__TASK INSTRUCTIONS__: For every line in the data below that contains "ylabel", copy the line.
^^^^^^^^^^^^^^^^
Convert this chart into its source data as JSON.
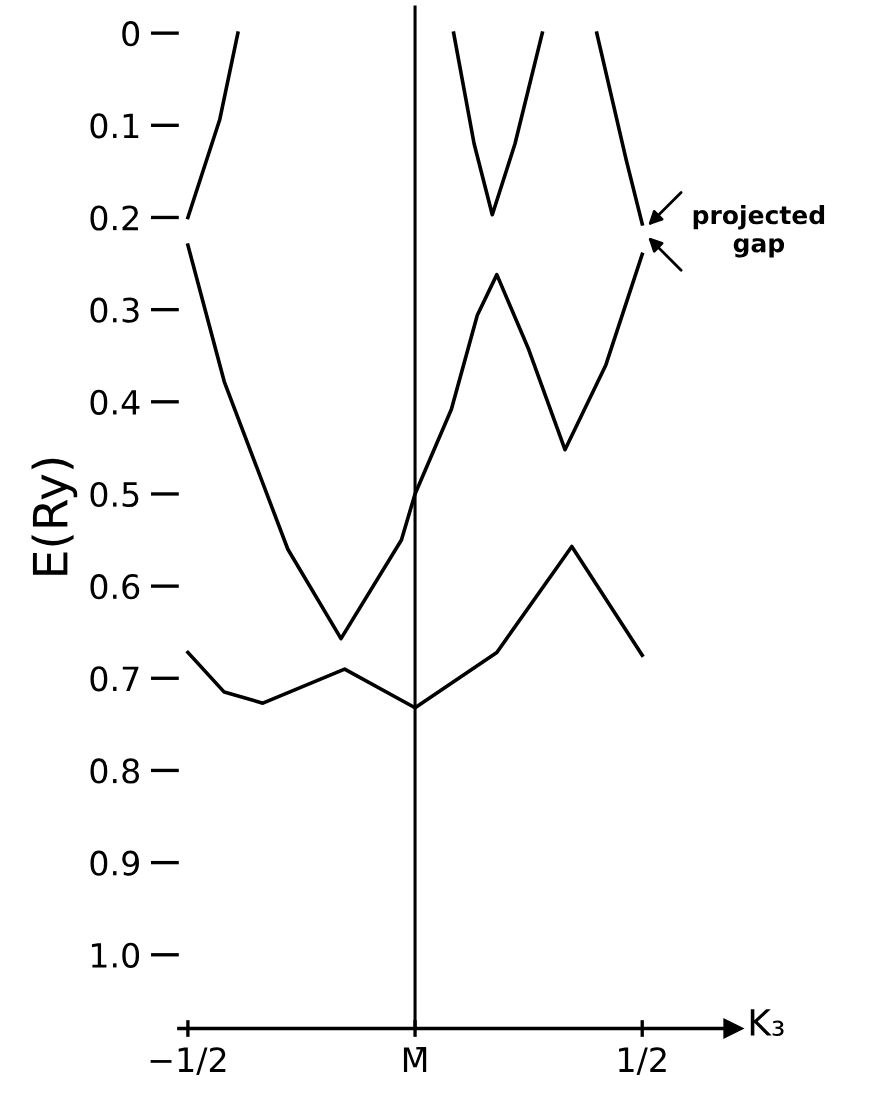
{
  "chart_data": {
    "type": "line",
    "ylabel": "E(Ry)",
    "xlabel": "K₃",
    "xlim": [
      -0.52,
      0.7
    ],
    "ylim": [
      1.08,
      -0.03
    ],
    "xticks": [
      {
        "value": -0.5,
        "label": "−1/2"
      },
      {
        "value": 0,
        "label": "M̄"
      },
      {
        "value": 0.5,
        "label": "1/2"
      }
    ],
    "yticks": [
      0,
      0.1,
      0.2,
      0.3,
      0.4,
      0.5,
      0.6,
      0.7,
      0.8,
      0.9,
      {
        "value": 1.0,
        "label": "1.0"
      }
    ],
    "grid": false,
    "legend": false,
    "marker": "none",
    "line_style": "solid",
    "series": [
      {
        "color": "#000000",
        "x": [
          -0.39,
          -0.43,
          -0.5
        ],
        "values": [
          0.0,
          0.094,
          0.2
        ]
      },
      {
        "color": "#000000",
        "x": [
          -0.5,
          -0.42,
          -0.28,
          -0.163,
          -0.03,
          0.0,
          0.08,
          0.137,
          0.18,
          0.25,
          0.33,
          0.42,
          0.5
        ],
        "values": [
          0.23,
          0.378,
          0.56,
          0.657,
          0.55,
          0.5,
          0.408,
          0.306,
          0.262,
          0.343,
          0.452,
          0.36,
          0.24
        ]
      },
      {
        "color": "#000000",
        "x": [
          0.085,
          0.13,
          0.17,
          0.22,
          0.28
        ],
        "values": [
          0.0,
          0.12,
          0.197,
          0.12,
          0.0
        ]
      },
      {
        "color": "#000000",
        "x": [
          0.4,
          0.465,
          0.5
        ],
        "values": [
          0.0,
          0.138,
          0.207
        ]
      },
      {
        "color": "#000000",
        "x": [
          -0.5,
          -0.42,
          -0.335,
          -0.155,
          0.0,
          0.18,
          0.345,
          0.5
        ],
        "values": [
          0.672,
          0.715,
          0.727,
          0.69,
          0.732,
          0.672,
          0.557,
          0.675
        ]
      }
    ],
    "ref_lines": [
      {
        "axis": "x",
        "value": 0,
        "color": "#000000",
        "line_style": "solid"
      }
    ],
    "annotations": [
      {
        "text": "projected\ngap",
        "x": 0.5,
        "y": 0.215
      }
    ]
  }
}
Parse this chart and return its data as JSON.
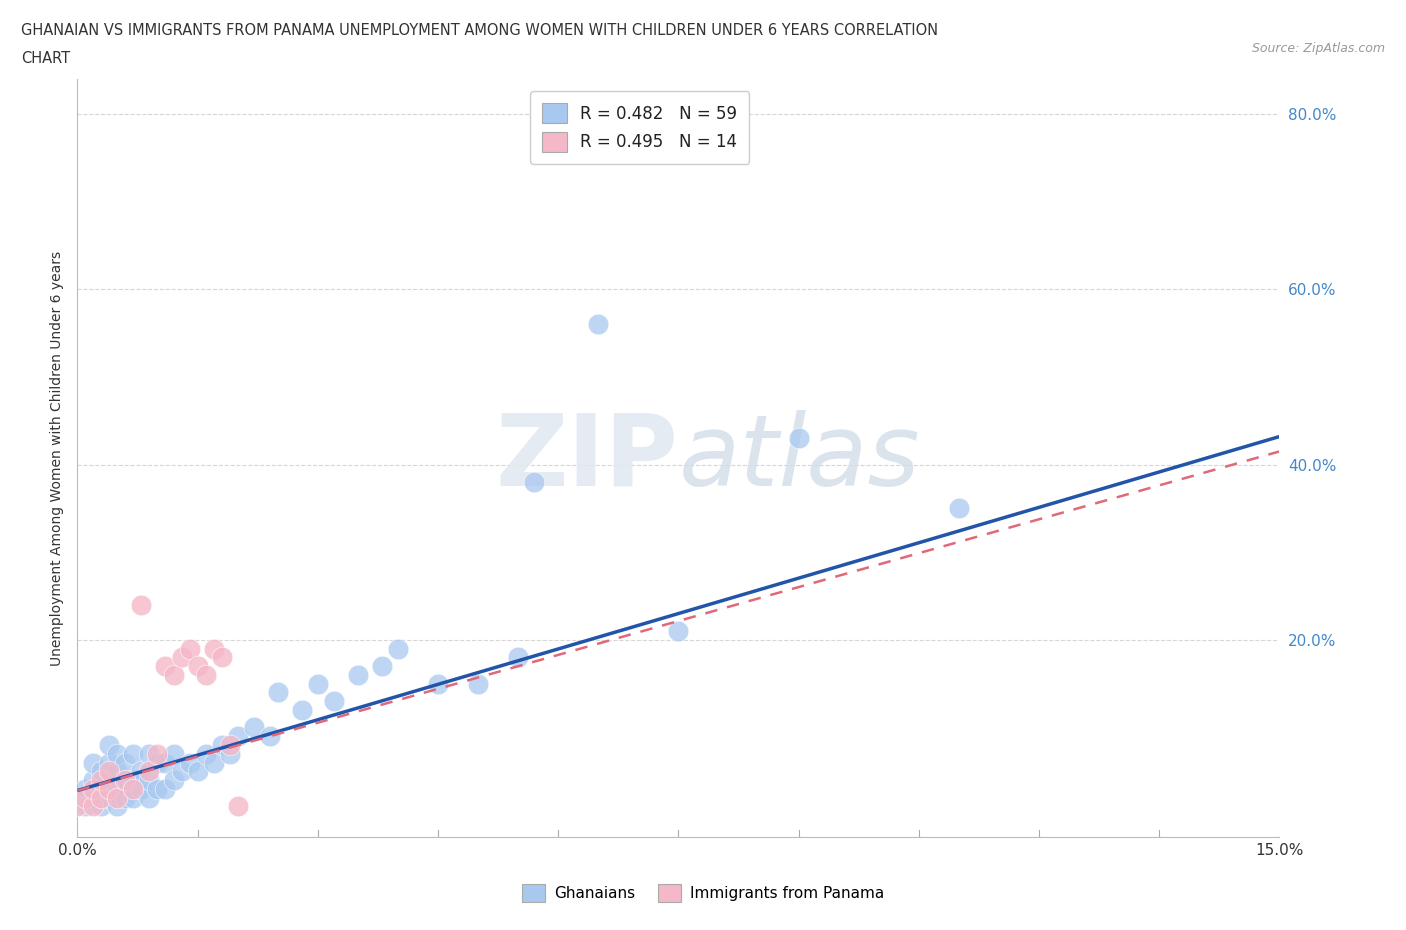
{
  "title_line1": "GHANAIAN VS IMMIGRANTS FROM PANAMA UNEMPLOYMENT AMONG WOMEN WITH CHILDREN UNDER 6 YEARS CORRELATION",
  "title_line2": "CHART",
  "source": "Source: ZipAtlas.com",
  "xmin": 0.0,
  "xmax": 0.15,
  "ymin": -0.025,
  "ymax": 0.84,
  "color_blue": "#a8c8f0",
  "color_pink": "#f4b8c8",
  "color_blue_line": "#2255aa",
  "color_pink_line": "#e06878",
  "ylabel": "Unemployment Among Women with Children Under 6 years",
  "watermark_zip": "ZIP",
  "watermark_atlas": "atlas",
  "ytick_vals": [
    0.2,
    0.4,
    0.6,
    0.8
  ],
  "ytick_labels": [
    "20.0%",
    "40.0%",
    "60.0%",
    "80.0%"
  ],
  "blue_line_x0": 0.0,
  "blue_line_y0": 0.028,
  "blue_line_x1": 0.15,
  "blue_line_y1": 0.432,
  "pink_line_x0": 0.0,
  "pink_line_y0": 0.028,
  "pink_line_x1": 0.15,
  "pink_line_y1": 0.415,
  "ghana_x": [
    0.0,
    0.001,
    0.001,
    0.002,
    0.002,
    0.002,
    0.003,
    0.003,
    0.003,
    0.004,
    0.004,
    0.004,
    0.004,
    0.005,
    0.005,
    0.005,
    0.005,
    0.006,
    0.006,
    0.006,
    0.007,
    0.007,
    0.007,
    0.008,
    0.008,
    0.009,
    0.009,
    0.009,
    0.01,
    0.01,
    0.011,
    0.011,
    0.012,
    0.012,
    0.013,
    0.014,
    0.015,
    0.016,
    0.017,
    0.018,
    0.019,
    0.02,
    0.022,
    0.024,
    0.025,
    0.028,
    0.03,
    0.032,
    0.035,
    0.038,
    0.04,
    0.045,
    0.05,
    0.055,
    0.057,
    0.065,
    0.075,
    0.09,
    0.11
  ],
  "ghana_y": [
    0.02,
    0.01,
    0.03,
    0.02,
    0.04,
    0.06,
    0.01,
    0.03,
    0.05,
    0.02,
    0.04,
    0.06,
    0.08,
    0.01,
    0.03,
    0.05,
    0.07,
    0.02,
    0.04,
    0.06,
    0.02,
    0.04,
    0.07,
    0.03,
    0.05,
    0.02,
    0.04,
    0.07,
    0.03,
    0.06,
    0.03,
    0.06,
    0.04,
    0.07,
    0.05,
    0.06,
    0.05,
    0.07,
    0.06,
    0.08,
    0.07,
    0.09,
    0.1,
    0.09,
    0.14,
    0.12,
    0.15,
    0.13,
    0.16,
    0.17,
    0.19,
    0.15,
    0.15,
    0.18,
    0.38,
    0.56,
    0.21,
    0.43,
    0.35
  ],
  "panama_x": [
    0.0,
    0.001,
    0.002,
    0.002,
    0.003,
    0.003,
    0.004,
    0.004,
    0.005,
    0.006,
    0.007,
    0.008,
    0.009,
    0.01,
    0.011,
    0.012,
    0.013,
    0.014,
    0.015,
    0.016,
    0.017,
    0.018,
    0.019,
    0.02
  ],
  "panama_y": [
    0.01,
    0.02,
    0.01,
    0.03,
    0.02,
    0.04,
    0.03,
    0.05,
    0.02,
    0.04,
    0.03,
    0.24,
    0.05,
    0.07,
    0.17,
    0.16,
    0.18,
    0.19,
    0.17,
    0.16,
    0.19,
    0.18,
    0.08,
    0.01
  ]
}
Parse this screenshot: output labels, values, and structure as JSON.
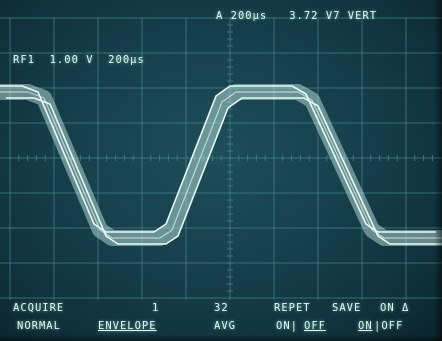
{
  "header": {
    "readout_top": "A 200μs   3.72 V7 VERT",
    "readout_reference": "RF1  1.00 V  200μs"
  },
  "menu": {
    "row1": [
      {
        "id": "acquire",
        "label": "ACQUIRE"
      },
      {
        "id": "count1",
        "label": "1"
      },
      {
        "id": "count32",
        "label": "32"
      },
      {
        "id": "repet",
        "label": "REPET"
      },
      {
        "id": "save",
        "label": "SAVE"
      },
      {
        "id": "on-delta",
        "label": "ON Δ"
      }
    ],
    "row2": [
      {
        "id": "normal",
        "label": "NORMAL"
      },
      {
        "id": "envelope",
        "label": "ENVELOPE",
        "selected": true
      },
      {
        "id": "avg",
        "label": "AVG"
      },
      {
        "id": "repet-on",
        "label": "ON|"
      },
      {
        "id": "repet-off",
        "label": "OFF",
        "selected": true
      },
      {
        "id": "save-on",
        "label": "ON",
        "selected": true
      },
      {
        "id": "save-off",
        "label": "|OFF"
      }
    ]
  },
  "trace": {
    "color": "#cdf3ea",
    "edge_color": "#f2fffb"
  }
}
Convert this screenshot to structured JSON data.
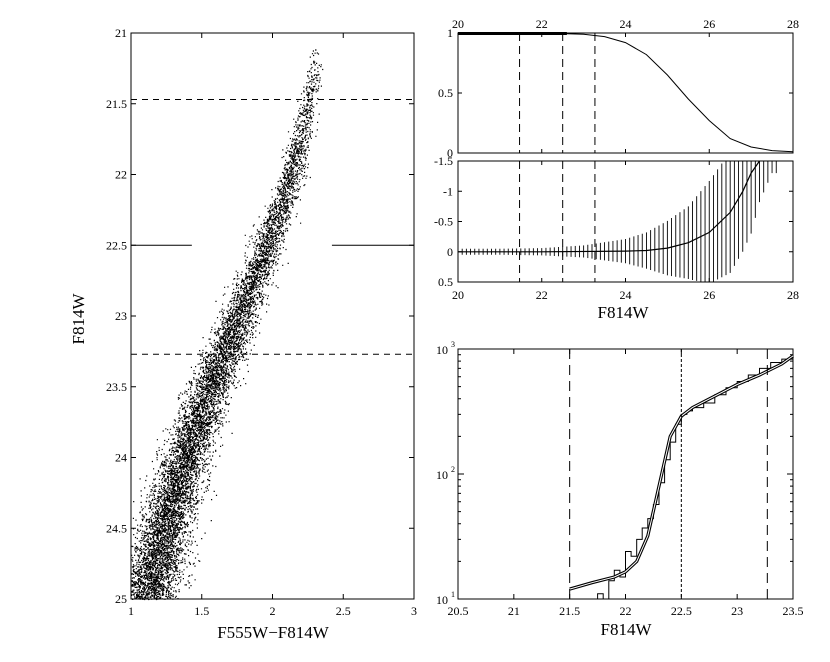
{
  "chart_data": [
    {
      "panel": "cmd",
      "type": "scatter",
      "xlabel": "F555W−F814W",
      "ylabel": "F814W",
      "xlim": [
        1,
        3
      ],
      "ylim": [
        25,
        21
      ],
      "y_inverted": true,
      "xticks": [
        "1",
        "1.5",
        "2",
        "2.5",
        "3"
      ],
      "yticks": [
        "21",
        "21.5",
        "22",
        "22.5",
        "23",
        "23.5",
        "24",
        "24.5",
        "25"
      ],
      "sequence_ridge": {
        "mag": [
          21.1,
          21.5,
          22.0,
          22.5,
          23.0,
          23.5,
          24.0,
          24.5,
          25.0
        ],
        "color": [
          2.32,
          2.25,
          2.13,
          1.96,
          1.76,
          1.56,
          1.38,
          1.24,
          1.1
        ]
      },
      "dashed_lines_mag": [
        21.47,
        23.27
      ],
      "long_dash_line_mag": 22.5
    },
    {
      "panel": "completeness",
      "type": "line",
      "xlim": [
        20,
        28
      ],
      "ylim": [
        0,
        1
      ],
      "xticks": [
        "20",
        "22",
        "24",
        "26",
        "28"
      ],
      "yticks": [
        "0",
        "0.5",
        "1"
      ],
      "x": [
        20,
        22,
        23,
        23.5,
        24,
        24.5,
        25,
        25.5,
        26,
        26.5,
        27,
        27.5,
        28
      ],
      "y": [
        1.0,
        1.0,
        0.99,
        0.97,
        0.92,
        0.82,
        0.65,
        0.45,
        0.27,
        0.12,
        0.05,
        0.02,
        0.01
      ],
      "vlines_x": [
        21.47,
        22.5,
        23.27
      ]
    },
    {
      "panel": "bias",
      "type": "line",
      "xlabel": "F814W",
      "xlim": [
        20,
        28
      ],
      "ylim": [
        0.5,
        -1.5
      ],
      "y_inverted": true,
      "xticks": [
        "20",
        "22",
        "24",
        "26",
        "28"
      ],
      "yticks": [
        "-1.5",
        "-1",
        "-0.5",
        "0",
        "0.5"
      ],
      "x": [
        20,
        22,
        24,
        24.5,
        25,
        25.5,
        26,
        26.5,
        26.8,
        27,
        27.2
      ],
      "y": [
        0.0,
        0.0,
        -0.01,
        -0.02,
        -0.06,
        -0.15,
        -0.32,
        -0.65,
        -1.0,
        -1.3,
        -1.5
      ],
      "errors": {
        "x": [
          20,
          21,
          22,
          23,
          23.5,
          24,
          24.5,
          25,
          25.5,
          26,
          26.5,
          27,
          27.5
        ],
        "err": [
          0.05,
          0.05,
          0.06,
          0.1,
          0.15,
          0.2,
          0.3,
          0.45,
          0.6,
          0.85,
          1.0,
          1.0,
          0.2
        ]
      },
      "vlines_x": [
        21.47,
        22.5,
        23.27
      ]
    },
    {
      "panel": "luminosity-function",
      "type": "line",
      "xlabel": "F814W",
      "xlim": [
        20.5,
        23.5
      ],
      "ylog": true,
      "ylim": [
        10,
        1000
      ],
      "xticks": [
        "20.5",
        "21",
        "21.5",
        "22",
        "22.5",
        "23",
        "23.5"
      ],
      "ytick_labels": [
        {
          "base": "10",
          "exp": "1"
        },
        {
          "base": "10",
          "exp": "2"
        },
        {
          "base": "10",
          "exp": "3"
        }
      ],
      "model_curve": {
        "x": [
          21.5,
          21.7,
          21.9,
          22.0,
          22.1,
          22.2,
          22.3,
          22.4,
          22.5,
          22.6,
          22.8,
          23.0,
          23.2,
          23.4,
          23.5
        ],
        "y": [
          12,
          13.5,
          15,
          16.5,
          20,
          32,
          80,
          200,
          290,
          340,
          420,
          520,
          620,
          760,
          880
        ]
      },
      "histogram": {
        "bin_edges": [
          21.5,
          21.6,
          21.65,
          21.7,
          21.75,
          21.8,
          21.85,
          21.9,
          21.95,
          22.0,
          22.05,
          22.1,
          22.15,
          22.2,
          22.25,
          22.3,
          22.35,
          22.4,
          22.45,
          22.5,
          22.55,
          22.6,
          22.7,
          22.8,
          22.9,
          23.0,
          23.1,
          23.2,
          23.3,
          23.4,
          23.5
        ],
        "counts": [
          9,
          9,
          10,
          9,
          11,
          10,
          14,
          17,
          15,
          24,
          22,
          30,
          37,
          44,
          57,
          85,
          130,
          180,
          250,
          300,
          320,
          340,
          370,
          430,
          490,
          550,
          620,
          700,
          780,
          830
        ]
      },
      "vlines_x": [
        21.5,
        22.5,
        23.27
      ]
    }
  ]
}
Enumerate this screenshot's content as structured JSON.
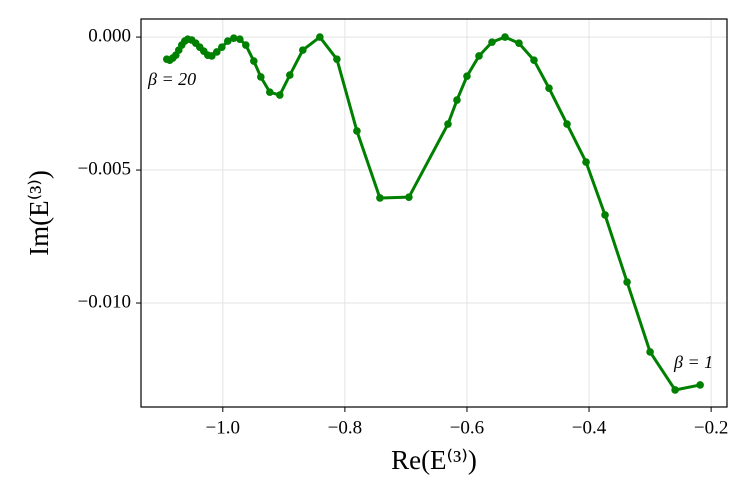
{
  "chart_data": {
    "type": "line",
    "xlabel": "Re(E⁽³⁾)",
    "ylabel": "Im(E⁽³⁾)",
    "annotations": [
      "β = 20",
      "β = 1"
    ],
    "x": [
      -1.0918,
      -1.0869,
      -1.082,
      -1.077,
      -1.0721,
      -1.0672,
      -1.0623,
      -1.0574,
      -1.0508,
      -1.0443,
      -1.0377,
      -1.0311,
      -1.0246,
      -1.018,
      -1.0098,
      -1.0016,
      -0.9918,
      -0.982,
      -0.9721,
      -0.9623,
      -0.9492,
      -0.9377,
      -0.923,
      -0.9066,
      -0.8902,
      -0.8689,
      -0.841,
      -0.8131,
      -0.7803,
      -0.7426,
      -0.6951,
      -0.6311,
      -0.6164,
      -0.6,
      -0.5803,
      -0.559,
      -0.5377,
      -0.5148,
      -0.4902,
      -0.4656,
      -0.4361,
      -0.4049,
      -0.3738,
      -0.3377,
      -0.3,
      -0.259,
      -0.218
    ],
    "series": [
      {
        "name": "Im(E⁽³⁾)",
        "color": "#008000",
        "values": [
          -0.00083,
          -0.00087,
          -0.00079,
          -0.00068,
          -0.00049,
          -0.0003,
          -0.00015,
          -8e-05,
          -0.00011,
          -0.00023,
          -0.00038,
          -0.00053,
          -0.00068,
          -0.00071,
          -0.00056,
          -0.00038,
          -0.00015,
          -4e-05,
          -8e-05,
          -0.0003,
          -0.0009,
          -0.0015,
          -0.00207,
          -0.00218,
          -0.00143,
          -0.00049,
          0,
          -0.00083,
          -0.00353,
          -0.00605,
          -0.00602,
          -0.00327,
          -0.00237,
          -0.00147,
          -0.00071,
          -0.00019,
          0,
          -0.00023,
          -0.00087,
          -0.00192,
          -0.00327,
          -0.0047,
          -0.00669,
          -0.00921,
          -0.01184,
          -0.01327,
          -0.01308
        ]
      }
    ],
    "xlim": [
      -1.134,
      -0.174
    ],
    "ylim": [
      -0.01391,
      0.00068
    ],
    "xticks": [
      {
        "value": -1.0,
        "label": "−1.0"
      },
      {
        "value": -0.8,
        "label": "−0.8"
      },
      {
        "value": -0.6,
        "label": "−0.6"
      },
      {
        "value": -0.4,
        "label": "−0.4"
      },
      {
        "value": -0.2,
        "label": "−0.2"
      }
    ],
    "yticks": [
      {
        "value": 0,
        "label": "0.000"
      },
      {
        "value": -0.005,
        "label": "−0.005"
      },
      {
        "value": -0.01,
        "label": "−0.010"
      }
    ],
    "grid": true
  }
}
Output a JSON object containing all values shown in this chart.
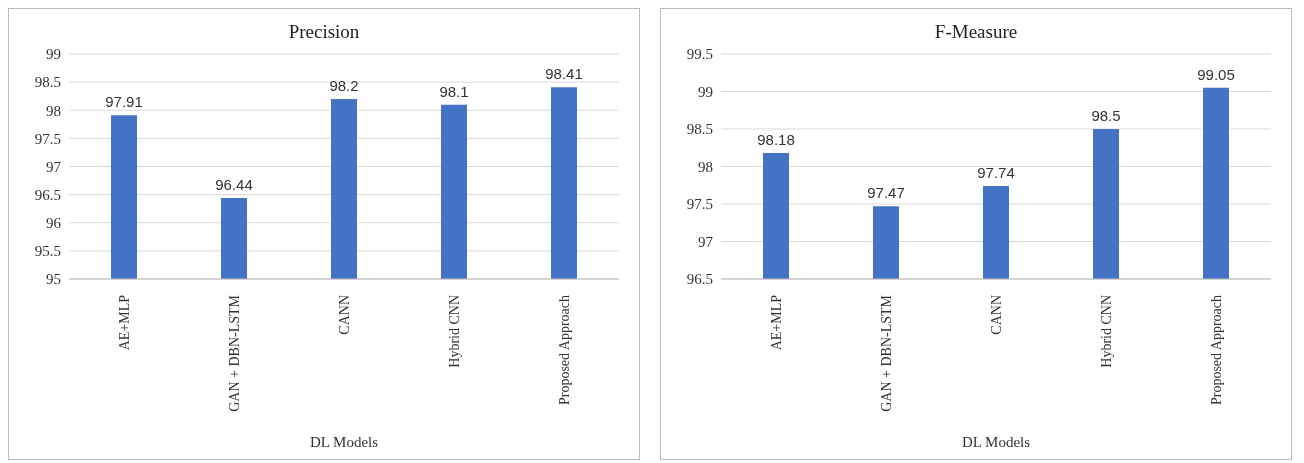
^^^^^^^^^^^^^^^^
__RESPONSE__:
    "ylabel": "E(Ry)",
  "ylabel": "Unemployment Among Women with Children Under 6 years",
      "ylabel": "F814W",
    "ylabel": "Im(E⁽³⁾)",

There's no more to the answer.